[start of Records shown]
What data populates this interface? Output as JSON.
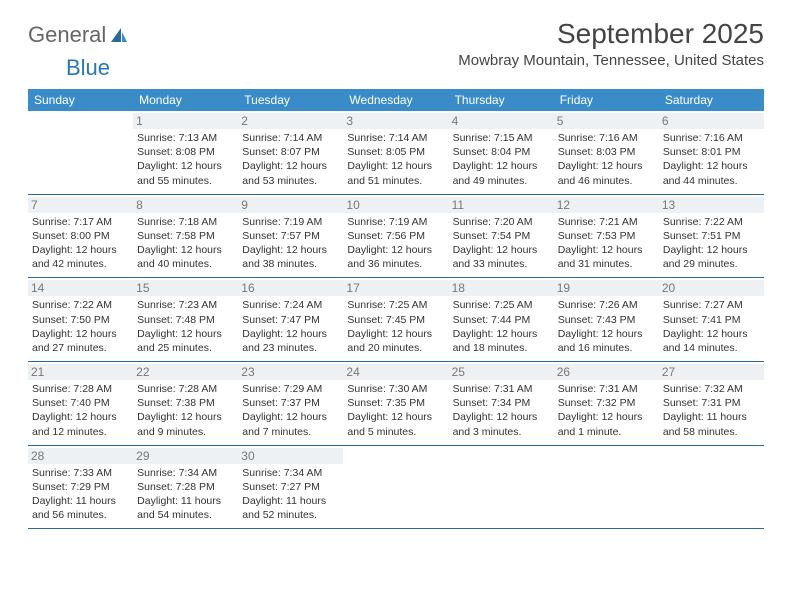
{
  "logo": {
    "text1": "General",
    "text2": "Blue"
  },
  "title": {
    "month_year": "September 2025",
    "location": "Mowbray Mountain, Tennessee, United States"
  },
  "colors": {
    "header_bg": "#3a8cc9",
    "header_text": "#ffffff",
    "daynum_bg": "#eef1f3",
    "daynum_text": "#777777",
    "border": "#2a6a9a",
    "body_text": "#333333",
    "title_text": "#444444",
    "logo_general": "#666666",
    "logo_blue": "#2878b8",
    "background": "#ffffff"
  },
  "fonts": {
    "title_size_pt": 21,
    "location_size_pt": 11,
    "weekday_size_pt": 9,
    "daynum_size_pt": 9,
    "body_size_pt": 8
  },
  "weekdays": [
    "Sunday",
    "Monday",
    "Tuesday",
    "Wednesday",
    "Thursday",
    "Friday",
    "Saturday"
  ],
  "weeks": [
    [
      {
        "num": "",
        "sunrise": "",
        "sunset": "",
        "daylight": ""
      },
      {
        "num": "1",
        "sunrise": "Sunrise: 7:13 AM",
        "sunset": "Sunset: 8:08 PM",
        "daylight": "Daylight: 12 hours and 55 minutes."
      },
      {
        "num": "2",
        "sunrise": "Sunrise: 7:14 AM",
        "sunset": "Sunset: 8:07 PM",
        "daylight": "Daylight: 12 hours and 53 minutes."
      },
      {
        "num": "3",
        "sunrise": "Sunrise: 7:14 AM",
        "sunset": "Sunset: 8:05 PM",
        "daylight": "Daylight: 12 hours and 51 minutes."
      },
      {
        "num": "4",
        "sunrise": "Sunrise: 7:15 AM",
        "sunset": "Sunset: 8:04 PM",
        "daylight": "Daylight: 12 hours and 49 minutes."
      },
      {
        "num": "5",
        "sunrise": "Sunrise: 7:16 AM",
        "sunset": "Sunset: 8:03 PM",
        "daylight": "Daylight: 12 hours and 46 minutes."
      },
      {
        "num": "6",
        "sunrise": "Sunrise: 7:16 AM",
        "sunset": "Sunset: 8:01 PM",
        "daylight": "Daylight: 12 hours and 44 minutes."
      }
    ],
    [
      {
        "num": "7",
        "sunrise": "Sunrise: 7:17 AM",
        "sunset": "Sunset: 8:00 PM",
        "daylight": "Daylight: 12 hours and 42 minutes."
      },
      {
        "num": "8",
        "sunrise": "Sunrise: 7:18 AM",
        "sunset": "Sunset: 7:58 PM",
        "daylight": "Daylight: 12 hours and 40 minutes."
      },
      {
        "num": "9",
        "sunrise": "Sunrise: 7:19 AM",
        "sunset": "Sunset: 7:57 PM",
        "daylight": "Daylight: 12 hours and 38 minutes."
      },
      {
        "num": "10",
        "sunrise": "Sunrise: 7:19 AM",
        "sunset": "Sunset: 7:56 PM",
        "daylight": "Daylight: 12 hours and 36 minutes."
      },
      {
        "num": "11",
        "sunrise": "Sunrise: 7:20 AM",
        "sunset": "Sunset: 7:54 PM",
        "daylight": "Daylight: 12 hours and 33 minutes."
      },
      {
        "num": "12",
        "sunrise": "Sunrise: 7:21 AM",
        "sunset": "Sunset: 7:53 PM",
        "daylight": "Daylight: 12 hours and 31 minutes."
      },
      {
        "num": "13",
        "sunrise": "Sunrise: 7:22 AM",
        "sunset": "Sunset: 7:51 PM",
        "daylight": "Daylight: 12 hours and 29 minutes."
      }
    ],
    [
      {
        "num": "14",
        "sunrise": "Sunrise: 7:22 AM",
        "sunset": "Sunset: 7:50 PM",
        "daylight": "Daylight: 12 hours and 27 minutes."
      },
      {
        "num": "15",
        "sunrise": "Sunrise: 7:23 AM",
        "sunset": "Sunset: 7:48 PM",
        "daylight": "Daylight: 12 hours and 25 minutes."
      },
      {
        "num": "16",
        "sunrise": "Sunrise: 7:24 AM",
        "sunset": "Sunset: 7:47 PM",
        "daylight": "Daylight: 12 hours and 23 minutes."
      },
      {
        "num": "17",
        "sunrise": "Sunrise: 7:25 AM",
        "sunset": "Sunset: 7:45 PM",
        "daylight": "Daylight: 12 hours and 20 minutes."
      },
      {
        "num": "18",
        "sunrise": "Sunrise: 7:25 AM",
        "sunset": "Sunset: 7:44 PM",
        "daylight": "Daylight: 12 hours and 18 minutes."
      },
      {
        "num": "19",
        "sunrise": "Sunrise: 7:26 AM",
        "sunset": "Sunset: 7:43 PM",
        "daylight": "Daylight: 12 hours and 16 minutes."
      },
      {
        "num": "20",
        "sunrise": "Sunrise: 7:27 AM",
        "sunset": "Sunset: 7:41 PM",
        "daylight": "Daylight: 12 hours and 14 minutes."
      }
    ],
    [
      {
        "num": "21",
        "sunrise": "Sunrise: 7:28 AM",
        "sunset": "Sunset: 7:40 PM",
        "daylight": "Daylight: 12 hours and 12 minutes."
      },
      {
        "num": "22",
        "sunrise": "Sunrise: 7:28 AM",
        "sunset": "Sunset: 7:38 PM",
        "daylight": "Daylight: 12 hours and 9 minutes."
      },
      {
        "num": "23",
        "sunrise": "Sunrise: 7:29 AM",
        "sunset": "Sunset: 7:37 PM",
        "daylight": "Daylight: 12 hours and 7 minutes."
      },
      {
        "num": "24",
        "sunrise": "Sunrise: 7:30 AM",
        "sunset": "Sunset: 7:35 PM",
        "daylight": "Daylight: 12 hours and 5 minutes."
      },
      {
        "num": "25",
        "sunrise": "Sunrise: 7:31 AM",
        "sunset": "Sunset: 7:34 PM",
        "daylight": "Daylight: 12 hours and 3 minutes."
      },
      {
        "num": "26",
        "sunrise": "Sunrise: 7:31 AM",
        "sunset": "Sunset: 7:32 PM",
        "daylight": "Daylight: 12 hours and 1 minute."
      },
      {
        "num": "27",
        "sunrise": "Sunrise: 7:32 AM",
        "sunset": "Sunset: 7:31 PM",
        "daylight": "Daylight: 11 hours and 58 minutes."
      }
    ],
    [
      {
        "num": "28",
        "sunrise": "Sunrise: 7:33 AM",
        "sunset": "Sunset: 7:29 PM",
        "daylight": "Daylight: 11 hours and 56 minutes."
      },
      {
        "num": "29",
        "sunrise": "Sunrise: 7:34 AM",
        "sunset": "Sunset: 7:28 PM",
        "daylight": "Daylight: 11 hours and 54 minutes."
      },
      {
        "num": "30",
        "sunrise": "Sunrise: 7:34 AM",
        "sunset": "Sunset: 7:27 PM",
        "daylight": "Daylight: 11 hours and 52 minutes."
      },
      {
        "num": "",
        "sunrise": "",
        "sunset": "",
        "daylight": ""
      },
      {
        "num": "",
        "sunrise": "",
        "sunset": "",
        "daylight": ""
      },
      {
        "num": "",
        "sunrise": "",
        "sunset": "",
        "daylight": ""
      },
      {
        "num": "",
        "sunrise": "",
        "sunset": "",
        "daylight": ""
      }
    ]
  ]
}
[end of Records shown]
> _Description of the task_:
Show every line from the listing above in which the string "ffffff" appears.

> _Full answer_:
    "header_text": "#ffffff",
    "background": "#ffffff"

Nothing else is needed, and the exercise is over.